- Given exercise
From the data below, pick out every line that contains the string "allows", matching case exactly, and copy each line in full.

- Input for this task

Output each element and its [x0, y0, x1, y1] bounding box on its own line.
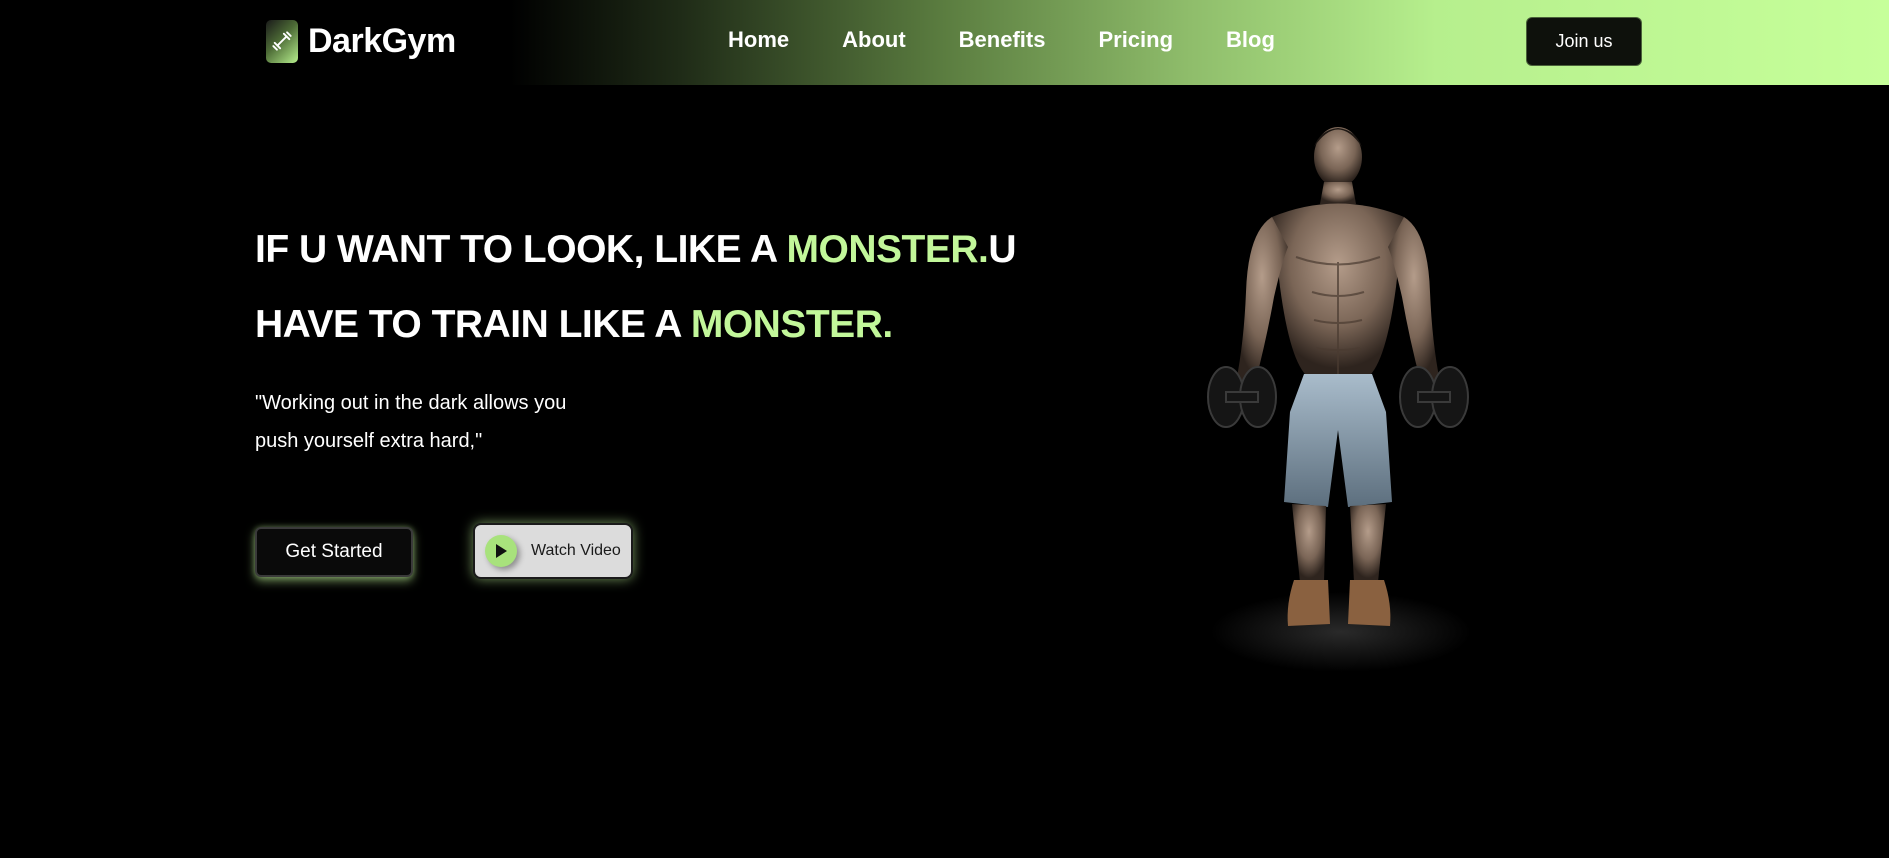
brand-name: DarkGym	[308, 21, 456, 60]
join-us-button[interactable]: Join us	[1527, 18, 1641, 65]
nav-item-benefits[interactable]: Benefits	[959, 24, 1046, 56]
main-nav: Home About Benefits Pricing Blog	[728, 24, 1328, 56]
headline-line2-accent: MONSTER.	[690, 303, 893, 346]
hero-quote: "Working out in the dark allows you push…	[255, 384, 655, 460]
nav-item-about[interactable]: About	[842, 24, 906, 56]
get-started-button[interactable]: Get Started	[255, 527, 413, 577]
play-icon	[485, 535, 517, 567]
brand-logo[interactable]: DarkGym	[266, 19, 456, 63]
quote-line2: push yourself extra hard,"	[255, 430, 483, 452]
landing-page: DarkGym Home About Benefits Pricing Blog…	[0, 0, 1889, 858]
bodybuilder-image	[1196, 112, 1486, 672]
headline-line1-accent: MONSTER.	[786, 228, 989, 271]
watch-video-button[interactable]: Watch Video	[473, 523, 633, 579]
quote-line1: "Working out in the dark allows you	[255, 392, 567, 414]
nav-item-pricing[interactable]: Pricing	[1098, 24, 1173, 56]
headline-line2-text: HAVE TO TRAIN LIKE A	[255, 303, 691, 346]
headline-line1-text: IF U WANT TO LOOK, LIKE A	[255, 228, 787, 271]
nav-item-blog[interactable]: Blog	[1226, 24, 1275, 56]
headline-line1-tail: U	[988, 228, 1017, 271]
watch-video-label: Watch Video	[531, 542, 621, 559]
nav-item-home[interactable]: Home	[728, 24, 789, 56]
hero-headline: IF U WANT TO LOOK, LIKE A MONSTER.U HAVE…	[255, 212, 1075, 362]
site-header: DarkGym Home About Benefits Pricing Blog…	[0, 0, 1889, 85]
dumbbell-icon	[266, 19, 298, 63]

- Completed exercise
hero-quote: "Working out in the dark allows you push…	[255, 384, 655, 460]
quote-line1: "Working out in the dark allows you	[255, 392, 567, 414]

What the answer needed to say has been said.